--- Entries supplied ---
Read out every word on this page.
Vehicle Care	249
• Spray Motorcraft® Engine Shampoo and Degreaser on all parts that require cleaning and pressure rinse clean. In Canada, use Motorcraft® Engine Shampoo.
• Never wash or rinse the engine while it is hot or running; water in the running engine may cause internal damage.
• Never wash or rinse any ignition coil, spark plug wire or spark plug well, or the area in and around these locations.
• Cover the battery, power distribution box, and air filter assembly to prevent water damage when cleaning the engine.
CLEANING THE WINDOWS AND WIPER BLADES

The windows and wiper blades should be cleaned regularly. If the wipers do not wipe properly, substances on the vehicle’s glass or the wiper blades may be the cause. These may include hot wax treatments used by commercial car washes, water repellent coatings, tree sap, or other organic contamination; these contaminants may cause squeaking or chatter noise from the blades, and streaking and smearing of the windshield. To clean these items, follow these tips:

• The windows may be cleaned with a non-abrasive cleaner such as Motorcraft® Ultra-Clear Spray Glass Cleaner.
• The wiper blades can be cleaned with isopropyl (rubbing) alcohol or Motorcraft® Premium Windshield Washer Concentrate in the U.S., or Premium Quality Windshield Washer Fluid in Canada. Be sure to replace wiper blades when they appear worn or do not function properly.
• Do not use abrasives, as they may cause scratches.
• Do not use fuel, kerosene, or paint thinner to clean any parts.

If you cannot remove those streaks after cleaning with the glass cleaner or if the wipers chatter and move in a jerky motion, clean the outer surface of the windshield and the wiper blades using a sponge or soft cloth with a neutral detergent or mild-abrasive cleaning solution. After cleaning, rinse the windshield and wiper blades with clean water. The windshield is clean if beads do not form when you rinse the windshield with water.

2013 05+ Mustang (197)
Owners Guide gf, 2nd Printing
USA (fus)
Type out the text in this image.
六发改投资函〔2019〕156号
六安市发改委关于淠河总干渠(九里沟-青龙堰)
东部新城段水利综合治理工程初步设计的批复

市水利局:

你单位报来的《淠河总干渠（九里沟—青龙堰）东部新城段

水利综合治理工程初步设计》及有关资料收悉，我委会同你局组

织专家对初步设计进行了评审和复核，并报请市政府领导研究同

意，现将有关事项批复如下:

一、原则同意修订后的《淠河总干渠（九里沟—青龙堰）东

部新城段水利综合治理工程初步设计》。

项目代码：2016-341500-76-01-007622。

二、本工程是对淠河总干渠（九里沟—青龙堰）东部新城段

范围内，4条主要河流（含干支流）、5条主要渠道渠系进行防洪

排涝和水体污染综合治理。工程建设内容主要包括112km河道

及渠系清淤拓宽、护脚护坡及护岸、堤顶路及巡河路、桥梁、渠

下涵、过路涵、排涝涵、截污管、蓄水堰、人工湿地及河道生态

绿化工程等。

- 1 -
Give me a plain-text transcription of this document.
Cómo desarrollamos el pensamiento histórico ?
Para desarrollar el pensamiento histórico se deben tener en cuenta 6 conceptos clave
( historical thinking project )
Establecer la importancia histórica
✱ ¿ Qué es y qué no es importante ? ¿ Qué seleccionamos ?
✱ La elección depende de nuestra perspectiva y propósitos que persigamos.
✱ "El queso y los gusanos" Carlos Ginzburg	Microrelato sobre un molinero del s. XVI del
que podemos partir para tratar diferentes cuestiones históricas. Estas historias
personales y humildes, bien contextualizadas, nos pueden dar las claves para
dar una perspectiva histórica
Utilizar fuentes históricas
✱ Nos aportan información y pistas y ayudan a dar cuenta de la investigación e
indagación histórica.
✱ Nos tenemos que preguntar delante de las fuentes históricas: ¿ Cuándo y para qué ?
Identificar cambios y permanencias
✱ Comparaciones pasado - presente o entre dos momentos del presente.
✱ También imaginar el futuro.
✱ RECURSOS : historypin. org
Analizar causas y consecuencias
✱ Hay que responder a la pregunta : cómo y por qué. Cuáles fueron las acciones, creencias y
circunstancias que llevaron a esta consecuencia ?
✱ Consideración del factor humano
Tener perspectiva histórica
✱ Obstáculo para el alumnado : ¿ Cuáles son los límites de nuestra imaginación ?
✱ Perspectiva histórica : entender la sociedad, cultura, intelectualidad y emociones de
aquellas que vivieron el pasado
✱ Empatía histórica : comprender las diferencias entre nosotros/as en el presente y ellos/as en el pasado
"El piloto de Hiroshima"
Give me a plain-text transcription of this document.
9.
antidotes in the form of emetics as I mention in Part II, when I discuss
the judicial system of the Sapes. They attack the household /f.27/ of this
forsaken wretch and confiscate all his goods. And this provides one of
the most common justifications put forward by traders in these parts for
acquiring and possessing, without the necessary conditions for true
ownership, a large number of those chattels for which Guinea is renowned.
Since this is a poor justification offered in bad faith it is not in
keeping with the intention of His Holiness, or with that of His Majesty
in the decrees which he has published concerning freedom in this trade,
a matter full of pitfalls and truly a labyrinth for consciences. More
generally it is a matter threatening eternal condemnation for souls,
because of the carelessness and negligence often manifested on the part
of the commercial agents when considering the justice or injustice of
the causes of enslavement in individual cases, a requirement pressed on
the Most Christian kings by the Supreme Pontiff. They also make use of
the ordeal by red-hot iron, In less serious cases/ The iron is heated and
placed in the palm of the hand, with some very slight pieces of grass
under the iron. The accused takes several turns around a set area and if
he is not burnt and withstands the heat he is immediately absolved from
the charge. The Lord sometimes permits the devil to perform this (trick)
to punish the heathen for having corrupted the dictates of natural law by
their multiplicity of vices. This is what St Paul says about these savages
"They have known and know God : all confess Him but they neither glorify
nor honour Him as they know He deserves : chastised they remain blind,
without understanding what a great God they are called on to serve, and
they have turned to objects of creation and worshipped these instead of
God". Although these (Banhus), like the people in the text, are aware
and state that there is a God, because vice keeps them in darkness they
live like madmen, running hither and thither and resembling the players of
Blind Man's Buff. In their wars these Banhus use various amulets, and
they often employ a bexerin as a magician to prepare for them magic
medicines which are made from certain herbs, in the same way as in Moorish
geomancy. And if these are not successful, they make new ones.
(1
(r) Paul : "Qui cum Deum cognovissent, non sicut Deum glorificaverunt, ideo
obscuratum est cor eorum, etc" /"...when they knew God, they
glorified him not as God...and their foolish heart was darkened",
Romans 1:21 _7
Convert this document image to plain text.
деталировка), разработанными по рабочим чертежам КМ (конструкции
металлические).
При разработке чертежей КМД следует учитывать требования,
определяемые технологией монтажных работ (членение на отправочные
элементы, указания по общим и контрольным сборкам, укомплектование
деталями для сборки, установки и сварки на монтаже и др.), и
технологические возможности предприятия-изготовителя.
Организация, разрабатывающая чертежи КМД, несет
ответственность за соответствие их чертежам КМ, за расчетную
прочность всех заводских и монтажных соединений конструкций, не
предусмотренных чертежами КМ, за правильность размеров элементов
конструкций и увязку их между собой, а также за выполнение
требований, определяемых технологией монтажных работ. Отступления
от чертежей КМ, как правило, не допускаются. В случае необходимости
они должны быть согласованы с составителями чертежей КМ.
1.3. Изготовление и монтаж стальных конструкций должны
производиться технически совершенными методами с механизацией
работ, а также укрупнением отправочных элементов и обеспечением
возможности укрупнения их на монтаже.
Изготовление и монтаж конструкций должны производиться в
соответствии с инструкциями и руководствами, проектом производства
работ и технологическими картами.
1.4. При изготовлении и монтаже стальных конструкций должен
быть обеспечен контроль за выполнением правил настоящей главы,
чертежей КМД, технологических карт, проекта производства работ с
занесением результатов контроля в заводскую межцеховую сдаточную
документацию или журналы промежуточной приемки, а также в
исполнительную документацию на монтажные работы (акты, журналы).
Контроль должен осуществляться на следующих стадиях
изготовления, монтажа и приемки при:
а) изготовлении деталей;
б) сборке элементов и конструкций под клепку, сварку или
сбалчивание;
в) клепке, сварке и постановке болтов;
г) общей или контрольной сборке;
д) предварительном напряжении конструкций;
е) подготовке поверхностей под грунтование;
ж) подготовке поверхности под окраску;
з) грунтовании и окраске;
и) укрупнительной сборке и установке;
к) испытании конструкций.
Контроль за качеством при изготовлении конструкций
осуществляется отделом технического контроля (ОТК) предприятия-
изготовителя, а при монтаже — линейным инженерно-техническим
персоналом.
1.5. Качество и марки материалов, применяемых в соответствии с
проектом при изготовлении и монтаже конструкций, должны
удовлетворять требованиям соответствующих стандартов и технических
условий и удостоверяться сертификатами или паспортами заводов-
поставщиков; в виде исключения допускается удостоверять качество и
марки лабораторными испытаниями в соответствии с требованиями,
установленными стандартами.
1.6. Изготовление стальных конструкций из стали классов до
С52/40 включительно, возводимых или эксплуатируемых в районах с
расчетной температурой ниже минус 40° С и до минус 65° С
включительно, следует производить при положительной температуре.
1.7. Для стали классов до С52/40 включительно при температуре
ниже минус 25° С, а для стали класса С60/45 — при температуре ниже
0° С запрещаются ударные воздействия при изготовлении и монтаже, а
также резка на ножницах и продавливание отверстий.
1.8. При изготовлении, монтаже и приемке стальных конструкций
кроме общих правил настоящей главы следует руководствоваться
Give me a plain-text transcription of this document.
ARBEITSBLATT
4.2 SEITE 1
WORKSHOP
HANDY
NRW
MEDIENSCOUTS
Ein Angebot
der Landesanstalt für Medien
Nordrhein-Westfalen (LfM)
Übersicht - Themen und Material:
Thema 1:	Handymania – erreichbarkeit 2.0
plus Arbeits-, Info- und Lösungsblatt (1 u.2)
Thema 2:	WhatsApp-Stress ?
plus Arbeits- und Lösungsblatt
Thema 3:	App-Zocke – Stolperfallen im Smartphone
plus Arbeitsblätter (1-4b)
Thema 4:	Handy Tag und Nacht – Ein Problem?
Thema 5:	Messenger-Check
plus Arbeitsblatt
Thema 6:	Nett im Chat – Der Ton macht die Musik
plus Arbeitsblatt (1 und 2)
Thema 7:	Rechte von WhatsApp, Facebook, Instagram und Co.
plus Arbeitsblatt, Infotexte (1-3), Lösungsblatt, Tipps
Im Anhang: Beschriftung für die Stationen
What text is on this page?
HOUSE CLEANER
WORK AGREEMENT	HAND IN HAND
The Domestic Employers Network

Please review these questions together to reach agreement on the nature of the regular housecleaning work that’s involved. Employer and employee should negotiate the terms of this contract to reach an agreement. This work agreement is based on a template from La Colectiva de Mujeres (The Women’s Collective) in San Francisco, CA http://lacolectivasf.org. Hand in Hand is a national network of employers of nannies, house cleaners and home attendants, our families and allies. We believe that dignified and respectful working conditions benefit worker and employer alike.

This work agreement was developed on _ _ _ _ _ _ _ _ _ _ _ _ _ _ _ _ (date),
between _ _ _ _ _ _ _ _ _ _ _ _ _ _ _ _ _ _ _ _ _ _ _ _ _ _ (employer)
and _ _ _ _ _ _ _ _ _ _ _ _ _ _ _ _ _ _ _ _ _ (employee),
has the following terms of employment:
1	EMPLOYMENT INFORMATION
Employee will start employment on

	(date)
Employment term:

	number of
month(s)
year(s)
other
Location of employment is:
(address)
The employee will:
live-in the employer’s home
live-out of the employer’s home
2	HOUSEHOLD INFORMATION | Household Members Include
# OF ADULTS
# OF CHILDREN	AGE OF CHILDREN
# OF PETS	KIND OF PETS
---
What is expected = Copy out each line of the data containing the string "Lösungsblatt".

Solution to the problem =
plus Arbeits-, Info- und Lösungsblatt (1 u.2)
plus Arbeits- und Lösungsblatt
plus Arbeitsblatt, Infotexte (1-3), Lösungsblatt, Tipps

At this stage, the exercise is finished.